(Stored data)

....

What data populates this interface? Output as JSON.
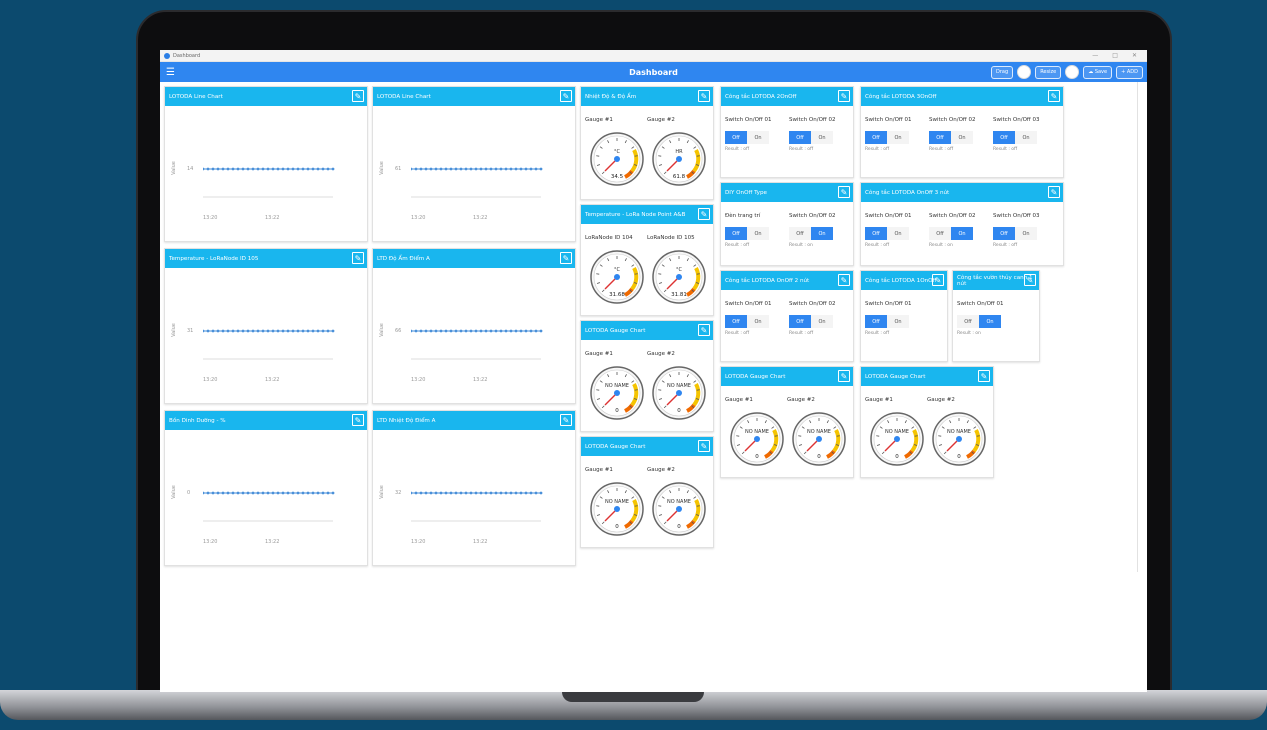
{
  "window": {
    "title": "Dashboard",
    "controls": [
      "—",
      "□",
      "✕"
    ]
  },
  "appbar": {
    "title": "Dashboard",
    "drag_label": "Drag",
    "resize_label": "Resize",
    "save_label": "Save",
    "add_label": "ADD",
    "menu_icon": "hamburger-icon"
  },
  "line_charts": [
    {
      "title": "LOTODA Line Chart",
      "ylabel": "Value",
      "value": "14",
      "ticks": [
        "13:20",
        "13:22"
      ]
    },
    {
      "title": "LOTODA Line Chart",
      "ylabel": "Value",
      "value": "61",
      "ticks": [
        "13:20",
        "13:22"
      ]
    },
    {
      "title": "Temperature - LoRaNode ID 105",
      "ylabel": "Value",
      "value": "31",
      "ticks": [
        "13:20",
        "13:22"
      ]
    },
    {
      "title": "LTD Độ Ẩm Điểm A",
      "ylabel": "Value",
      "value": "66",
      "ticks": [
        "13:20",
        "13:22"
      ]
    },
    {
      "title": "Bồn Dinh Dưỡng - %",
      "ylabel": "Value",
      "value": "0",
      "ticks": [
        "13:20",
        "13:22"
      ]
    },
    {
      "title": "LTD Nhiệt Độ Điểm A",
      "ylabel": "Value",
      "value": "32",
      "ticks": [
        "13:20",
        "13:22"
      ]
    }
  ],
  "gauge_cards": [
    {
      "title": "Nhiệt Độ & Độ Ẩm",
      "gauges": [
        {
          "label": "Gauge #1",
          "unit": "°C",
          "value": "34.5"
        },
        {
          "label": "Gauge #2",
          "unit": "HR",
          "value": "61.8"
        }
      ]
    },
    {
      "title": "Temperature - LoRa Node Point A&B",
      "gauges": [
        {
          "label": "LoRaNode ID 104",
          "unit": "°C",
          "value": "31.68"
        },
        {
          "label": "LoRaNode ID 105",
          "unit": "°C",
          "value": "31.81"
        }
      ]
    },
    {
      "title": "LOTODA Gauge Chart",
      "gauges": [
        {
          "label": "Gauge #1",
          "unit": "NO NAME",
          "value": "0"
        },
        {
          "label": "Gauge #2",
          "unit": "NO NAME",
          "value": "0"
        }
      ]
    },
    {
      "title": "LOTODA Gauge Chart",
      "gauges": [
        {
          "label": "Gauge #1",
          "unit": "NO NAME",
          "value": "0"
        },
        {
          "label": "Gauge #2",
          "unit": "NO NAME",
          "value": "0"
        }
      ]
    },
    {
      "title": "LOTODA Gauge Chart",
      "gauges": [
        {
          "label": "Gauge #1",
          "unit": "NO NAME",
          "value": "0"
        },
        {
          "label": "Gauge #2",
          "unit": "NO NAME",
          "value": "0"
        }
      ]
    },
    {
      "title": "LOTODA Gauge Chart",
      "gauges": [
        {
          "label": "Gauge #1",
          "unit": "NO NAME",
          "value": "0"
        },
        {
          "label": "Gauge #2",
          "unit": "NO NAME",
          "value": "0"
        }
      ]
    }
  ],
  "switch_cards": [
    {
      "title": "Công tắc LOTODA 2OnOff",
      "switches": [
        {
          "label": "Switch On/Off 01",
          "off": "Off",
          "on": "On",
          "state": "off",
          "result": "Result : off"
        },
        {
          "label": "Switch On/Off 02",
          "off": "Off",
          "on": "On",
          "state": "off",
          "result": "Result : off"
        }
      ]
    },
    {
      "title": "Công tắc LOTODA 3OnOff",
      "switches": [
        {
          "label": "Switch On/Off 01",
          "off": "Off",
          "on": "On",
          "state": "off",
          "result": "Result : off"
        },
        {
          "label": "Switch On/Off 02",
          "off": "Off",
          "on": "On",
          "state": "off",
          "result": "Result : off"
        },
        {
          "label": "Switch On/Off 03",
          "off": "Off",
          "on": "On",
          "state": "off",
          "result": "Result : off"
        }
      ]
    },
    {
      "title": "DIY OnOff Type",
      "switches": [
        {
          "label": "Đèn trang trí",
          "off": "Off",
          "on": "On",
          "state": "off",
          "result": "Result : off"
        },
        {
          "label": "Switch On/Off 02",
          "off": "Off",
          "on": "On",
          "state": "on",
          "result": "Result : on"
        }
      ]
    },
    {
      "title": "Công tắc LOTODA OnOff 3 nút",
      "switches": [
        {
          "label": "Switch On/Off 01",
          "off": "Off",
          "on": "On",
          "state": "off",
          "result": "Result : off"
        },
        {
          "label": "Switch On/Off 02",
          "off": "Off",
          "on": "On",
          "state": "on",
          "result": "Result : on"
        },
        {
          "label": "Switch On/Off 03",
          "off": "Off",
          "on": "On",
          "state": "off",
          "result": "Result : off"
        }
      ]
    },
    {
      "title": "Công tắc LOTODA OnOff 2 nút",
      "switches": [
        {
          "label": "Switch On/Off 01",
          "off": "Off",
          "on": "On",
          "state": "off",
          "result": "Result : off"
        },
        {
          "label": "Switch On/Off 02",
          "off": "Off",
          "on": "On",
          "state": "off",
          "result": "Result : off"
        }
      ]
    },
    {
      "title": "Công tắc LOTODA 1OnOff",
      "switches": [
        {
          "label": "Switch On/Off 01",
          "off": "Off",
          "on": "On",
          "state": "off",
          "result": "Result : off"
        }
      ]
    },
    {
      "title": "Công tắc vườn thủy canh 1 nút",
      "switches": [
        {
          "label": "Switch On/Off 01",
          "off": "Off",
          "on": "On",
          "state": "on",
          "result": "Result : on"
        }
      ]
    }
  ],
  "colors": {
    "accent": "#2f86f0",
    "card_header": "#19b6ee",
    "series": "#4a90d9"
  }
}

....

Reproduce all of the data exactly; the pictures do not belong in the copy.

What data populates this interface? Output as JSON.
{
  "window": {
    "title": "Dashboard",
    "controls": [
      "—",
      "□",
      "✕"
    ]
  },
  "appbar": {
    "title": "Dashboard",
    "drag_label": "Drag",
    "resize_label": "Resize",
    "save_label": "Save",
    "add_label": "ADD",
    "menu_icon": "hamburger-icon"
  },
  "line_charts": [
    {
      "title": "LOTODA Line Chart",
      "ylabel": "Value",
      "value": "14",
      "ticks": [
        "13:20",
        "13:22"
      ]
    },
    {
      "title": "LOTODA Line Chart",
      "ylabel": "Value",
      "value": "61",
      "ticks": [
        "13:20",
        "13:22"
      ]
    },
    {
      "title": "Temperature - LoRaNode ID 105",
      "ylabel": "Value",
      "value": "31",
      "ticks": [
        "13:20",
        "13:22"
      ]
    },
    {
      "title": "LTD Độ Ẩm Điểm A",
      "ylabel": "Value",
      "value": "66",
      "ticks": [
        "13:20",
        "13:22"
      ]
    },
    {
      "title": "Bồn Dinh Dưỡng - %",
      "ylabel": "Value",
      "value": "0",
      "ticks": [
        "13:20",
        "13:22"
      ]
    },
    {
      "title": "LTD Nhiệt Độ Điểm A",
      "ylabel": "Value",
      "value": "32",
      "ticks": [
        "13:20",
        "13:22"
      ]
    }
  ],
  "gauge_cards": [
    {
      "title": "Nhiệt Độ & Độ Ẩm",
      "gauges": [
        {
          "label": "Gauge #1",
          "unit": "°C",
          "value": "34.5"
        },
        {
          "label": "Gauge #2",
          "unit": "HR",
          "value": "61.8"
        }
      ]
    },
    {
      "title": "Temperature - LoRa Node Point A&B",
      "gauges": [
        {
          "label": "LoRaNode ID 104",
          "unit": "°C",
          "value": "31.68"
        },
        {
          "label": "LoRaNode ID 105",
          "unit": "°C",
          "value": "31.81"
        }
      ]
    },
    {
      "title": "LOTODA Gauge Chart",
      "gauges": [
        {
          "label": "Gauge #1",
          "unit": "NO NAME",
          "value": "0"
        },
        {
          "label": "Gauge #2",
          "unit": "NO NAME",
          "value": "0"
        }
      ]
    },
    {
      "title": "LOTODA Gauge Chart",
      "gauges": [
        {
          "label": "Gauge #1",
          "unit": "NO NAME",
          "value": "0"
        },
        {
          "label": "Gauge #2",
          "unit": "NO NAME",
          "value": "0"
        }
      ]
    },
    {
      "title": "LOTODA Gauge Chart",
      "gauges": [
        {
          "label": "Gauge #1",
          "unit": "NO NAME",
          "value": "0"
        },
        {
          "label": "Gauge #2",
          "unit": "NO NAME",
          "value": "0"
        }
      ]
    },
    {
      "title": "LOTODA Gauge Chart",
      "gauges": [
        {
          "label": "Gauge #1",
          "unit": "NO NAME",
          "value": "0"
        },
        {
          "label": "Gauge #2",
          "unit": "NO NAME",
          "value": "0"
        }
      ]
    }
  ],
  "switch_cards": [
    {
      "title": "Công tắc LOTODA 2OnOff",
      "switches": [
        {
          "label": "Switch On/Off 01",
          "off": "Off",
          "on": "On",
          "state": "off",
          "result": "Result : off"
        },
        {
          "label": "Switch On/Off 02",
          "off": "Off",
          "on": "On",
          "state": "off",
          "result": "Result : off"
        }
      ]
    },
    {
      "title": "Công tắc LOTODA 3OnOff",
      "switches": [
        {
          "label": "Switch On/Off 01",
          "off": "Off",
          "on": "On",
          "state": "off",
          "result": "Result : off"
        },
        {
          "label": "Switch On/Off 02",
          "off": "Off",
          "on": "On",
          "state": "off",
          "result": "Result : off"
        },
        {
          "label": "Switch On/Off 03",
          "off": "Off",
          "on": "On",
          "state": "off",
          "result": "Result : off"
        }
      ]
    },
    {
      "title": "DIY OnOff Type",
      "switches": [
        {
          "label": "Đèn trang trí",
          "off": "Off",
          "on": "On",
          "state": "off",
          "result": "Result : off"
        },
        {
          "label": "Switch On/Off 02",
          "off": "Off",
          "on": "On",
          "state": "on",
          "result": "Result : on"
        }
      ]
    },
    {
      "title": "Công tắc LOTODA OnOff 3 nút",
      "switches": [
        {
          "label": "Switch On/Off 01",
          "off": "Off",
          "on": "On",
          "state": "off",
          "result": "Result : off"
        },
        {
          "label": "Switch On/Off 02",
          "off": "Off",
          "on": "On",
          "state": "on",
          "result": "Result : on"
        },
        {
          "label": "Switch On/Off 03",
          "off": "Off",
          "on": "On",
          "state": "off",
          "result": "Result : off"
        }
      ]
    },
    {
      "title": "Công tắc LOTODA OnOff 2 nút",
      "switches": [
        {
          "label": "Switch On/Off 01",
          "off": "Off",
          "on": "On",
          "state": "off",
          "result": "Result : off"
        },
        {
          "label": "Switch On/Off 02",
          "off": "Off",
          "on": "On",
          "state": "off",
          "result": "Result : off"
        }
      ]
    },
    {
      "title": "Công tắc LOTODA 1OnOff",
      "switches": [
        {
          "label": "Switch On/Off 01",
          "off": "Off",
          "on": "On",
          "state": "off",
          "result": "Result : off"
        }
      ]
    },
    {
      "title": "Công tắc vườn thủy canh 1 nút",
      "switches": [
        {
          "label": "Switch On/Off 01",
          "off": "Off",
          "on": "On",
          "state": "on",
          "result": "Result : on"
        }
      ]
    }
  ],
  "colors": {
    "accent": "#2f86f0",
    "card_header": "#19b6ee",
    "series": "#4a90d9"
  }
}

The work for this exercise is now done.